**THE TASK**
Locate the line containing "Read all visible content and emit it as JSON." in the material below. Copy that line and all following lines through the end exactly, omitting any pictures.

Stored entries

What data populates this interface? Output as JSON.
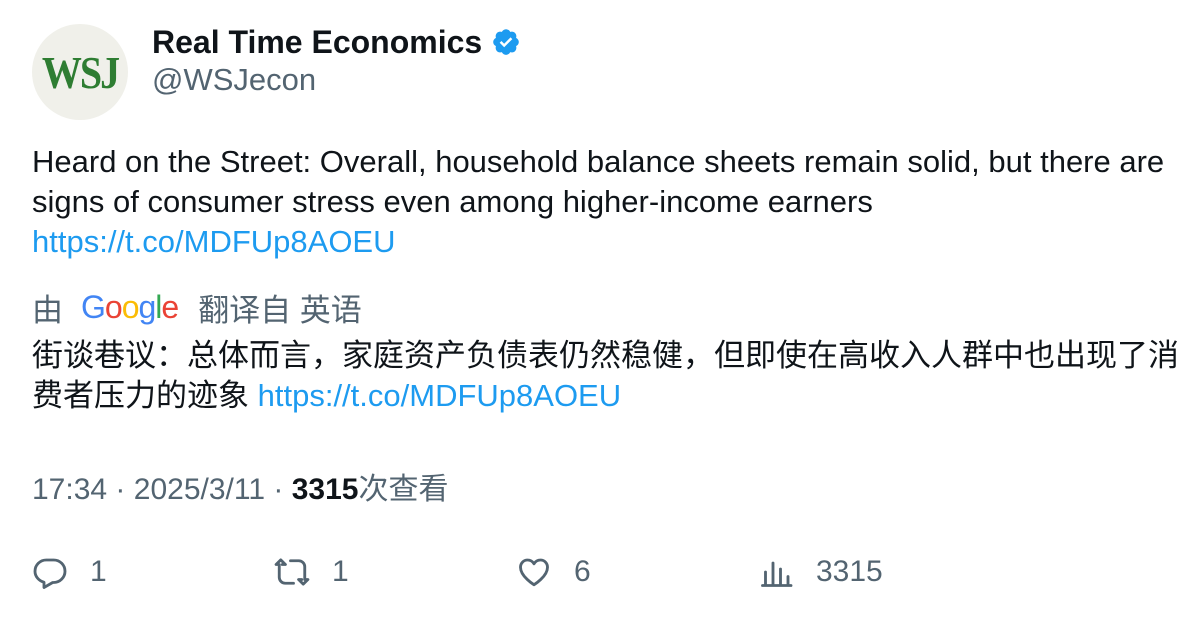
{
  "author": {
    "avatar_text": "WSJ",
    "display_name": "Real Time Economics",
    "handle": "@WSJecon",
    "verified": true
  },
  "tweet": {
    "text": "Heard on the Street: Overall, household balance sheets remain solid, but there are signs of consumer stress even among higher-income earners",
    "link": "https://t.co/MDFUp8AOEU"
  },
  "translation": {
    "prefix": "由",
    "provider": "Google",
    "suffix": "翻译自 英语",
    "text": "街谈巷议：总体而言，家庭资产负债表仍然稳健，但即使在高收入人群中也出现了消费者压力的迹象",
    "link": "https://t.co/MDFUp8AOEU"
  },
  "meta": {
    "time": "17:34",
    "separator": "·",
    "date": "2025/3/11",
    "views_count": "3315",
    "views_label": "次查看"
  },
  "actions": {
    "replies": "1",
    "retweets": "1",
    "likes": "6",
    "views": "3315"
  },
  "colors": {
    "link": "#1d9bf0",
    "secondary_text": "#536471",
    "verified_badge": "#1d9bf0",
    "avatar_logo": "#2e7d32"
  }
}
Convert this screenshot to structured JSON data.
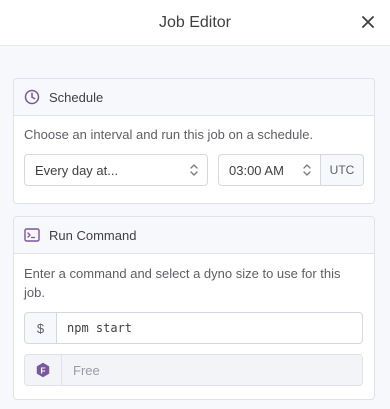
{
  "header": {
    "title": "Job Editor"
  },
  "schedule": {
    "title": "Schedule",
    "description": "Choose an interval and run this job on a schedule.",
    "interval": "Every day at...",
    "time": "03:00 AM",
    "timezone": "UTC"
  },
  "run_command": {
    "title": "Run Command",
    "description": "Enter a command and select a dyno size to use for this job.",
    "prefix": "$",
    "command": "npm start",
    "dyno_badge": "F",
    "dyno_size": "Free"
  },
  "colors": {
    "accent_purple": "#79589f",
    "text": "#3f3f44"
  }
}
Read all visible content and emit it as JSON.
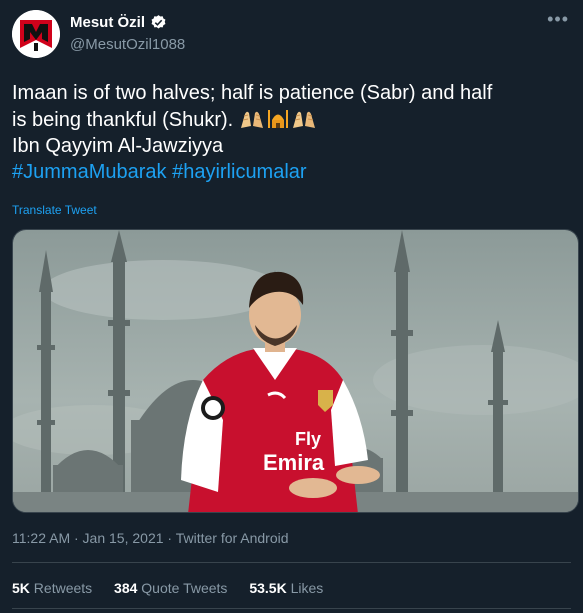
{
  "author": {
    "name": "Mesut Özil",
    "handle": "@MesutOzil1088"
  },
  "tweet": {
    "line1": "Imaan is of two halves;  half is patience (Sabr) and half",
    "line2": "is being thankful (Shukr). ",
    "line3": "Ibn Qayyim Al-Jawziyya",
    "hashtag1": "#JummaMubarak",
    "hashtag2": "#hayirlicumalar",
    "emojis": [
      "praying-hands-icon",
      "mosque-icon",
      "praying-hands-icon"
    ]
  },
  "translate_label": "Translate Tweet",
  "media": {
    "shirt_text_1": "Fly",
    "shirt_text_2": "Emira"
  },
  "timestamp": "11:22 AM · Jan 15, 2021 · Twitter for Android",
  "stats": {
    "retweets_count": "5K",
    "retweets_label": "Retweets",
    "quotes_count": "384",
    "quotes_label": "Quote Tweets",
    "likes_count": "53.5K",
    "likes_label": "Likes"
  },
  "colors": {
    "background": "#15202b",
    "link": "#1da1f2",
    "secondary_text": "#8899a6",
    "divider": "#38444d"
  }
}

**THE ANSWER**
Read all visible content and emit it as JSON.
{
  "author": {
    "name": "Mesut Özil",
    "handle": "@MesutOzil1088"
  },
  "tweet": {
    "line1": "Imaan is of two halves;  half is patience (Sabr) and half",
    "line2": "is being thankful (Shukr). ",
    "line3": "Ibn Qayyim Al-Jawziyya",
    "hashtag1": "#JummaMubarak",
    "hashtag2": "#hayirlicumalar",
    "emojis": [
      "praying-hands-icon",
      "mosque-icon",
      "praying-hands-icon"
    ]
  },
  "translate_label": "Translate Tweet",
  "media": {
    "shirt_text_1": "Fly",
    "shirt_text_2": "Emira"
  },
  "timestamp": "11:22 AM · Jan 15, 2021 · Twitter for Android",
  "stats": {
    "retweets_count": "5K",
    "retweets_label": "Retweets",
    "quotes_count": "384",
    "quotes_label": "Quote Tweets",
    "likes_count": "53.5K",
    "likes_label": "Likes"
  },
  "colors": {
    "background": "#15202b",
    "link": "#1da1f2",
    "secondary_text": "#8899a6",
    "divider": "#38444d"
  }
}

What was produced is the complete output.